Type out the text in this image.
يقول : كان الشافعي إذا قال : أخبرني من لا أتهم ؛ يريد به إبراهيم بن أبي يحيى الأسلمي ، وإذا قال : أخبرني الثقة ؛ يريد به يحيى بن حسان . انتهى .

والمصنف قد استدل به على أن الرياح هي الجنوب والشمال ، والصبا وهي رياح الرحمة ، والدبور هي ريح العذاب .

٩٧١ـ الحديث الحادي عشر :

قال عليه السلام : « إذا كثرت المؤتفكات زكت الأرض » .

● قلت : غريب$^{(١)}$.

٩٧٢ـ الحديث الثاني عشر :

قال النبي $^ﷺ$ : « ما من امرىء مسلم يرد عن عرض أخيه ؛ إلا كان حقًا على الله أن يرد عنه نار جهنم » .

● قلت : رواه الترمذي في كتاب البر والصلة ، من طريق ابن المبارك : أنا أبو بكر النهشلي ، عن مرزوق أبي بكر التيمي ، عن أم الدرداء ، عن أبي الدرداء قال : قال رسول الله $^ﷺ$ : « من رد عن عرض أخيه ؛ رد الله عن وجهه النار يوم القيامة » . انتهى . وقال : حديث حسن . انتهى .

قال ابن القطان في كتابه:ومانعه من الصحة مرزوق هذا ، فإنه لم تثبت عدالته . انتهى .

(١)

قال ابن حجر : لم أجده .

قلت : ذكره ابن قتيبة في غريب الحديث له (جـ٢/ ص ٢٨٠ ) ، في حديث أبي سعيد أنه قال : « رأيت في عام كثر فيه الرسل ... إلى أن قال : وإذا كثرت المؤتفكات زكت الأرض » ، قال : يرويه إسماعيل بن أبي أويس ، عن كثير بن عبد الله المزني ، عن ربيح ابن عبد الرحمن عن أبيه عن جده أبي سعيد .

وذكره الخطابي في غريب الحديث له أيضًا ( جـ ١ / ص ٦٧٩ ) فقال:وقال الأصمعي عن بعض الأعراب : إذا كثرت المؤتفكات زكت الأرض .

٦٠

◆ The task ◆
Output each entry precisely as given.

◆ Output for this exercise ◆
Type out the text in this image.
يقول : كان الشافعي إذا قال : أخبرني من لا أتهم ؛ يريد به إبراهيم بن أبي يحيى الأسلمي ، وإذا قال : أخبرني الثقة ؛ يريد به يحيى بن حسان . انتهى .

والمصنف قد استدل به على أن الرياح هي الجنوب والشمال ، والصبا وهي رياح الرحمة ، والدبور هي ريح العذاب .

٩٧١ـ الحديث الحادي عشر :

قال عليه السلام : « إذا كثرت المؤتفكات زكت الأرض » .

● قلت : غريب$^{(١)}$.

٩٧٢ـ الحديث الثاني عشر :

قال النبي $^ﷺ$ : « ما من امرىء مسلم يرد عن عرض أخيه ؛ إلا كان حقًا على الله أن يرد عنه نار جهنم » .

● قلت : رواه الترمذي في كتاب البر والصلة ، من طريق ابن المبارك : أنا أبو بكر النهشلي ، عن مرزوق أبي بكر التيمي ، عن أم الدرداء ، عن أبي الدرداء قال : قال رسول الله $^ﷺ$ : « من رد عن عرض أخيه ؛ رد الله عن وجهه النار يوم القيامة » . انتهى . وقال : حديث حسن . انتهى .

قال ابن القطان في كتابه:ومانعه من الصحة مرزوق هذا ، فإنه لم تثبت عدالته . انتهى .

(١)

قال ابن حجر : لم أجده .

قلت : ذكره ابن قتيبة في غريب الحديث له (جـ٢/ ص ٢٨٠ ) ، في حديث أبي سعيد أنه قال : « رأيت في عام كثر فيه الرسل ... إلى أن قال : وإذا كثرت المؤتفكات زكت الأرض » ، قال : يرويه إسماعيل بن أبي أويس ، عن كثير بن عبد الله المزني ، عن ربيح ابن عبد الرحمن عن أبيه عن جده أبي سعيد .

وذكره الخطابي في غريب الحديث له أيضًا ( جـ ١ / ص ٦٧٩ ) فقال:وقال الأصمعي عن بعض الأعراب : إذا كثرت المؤتفكات زكت الأرض .

٦٠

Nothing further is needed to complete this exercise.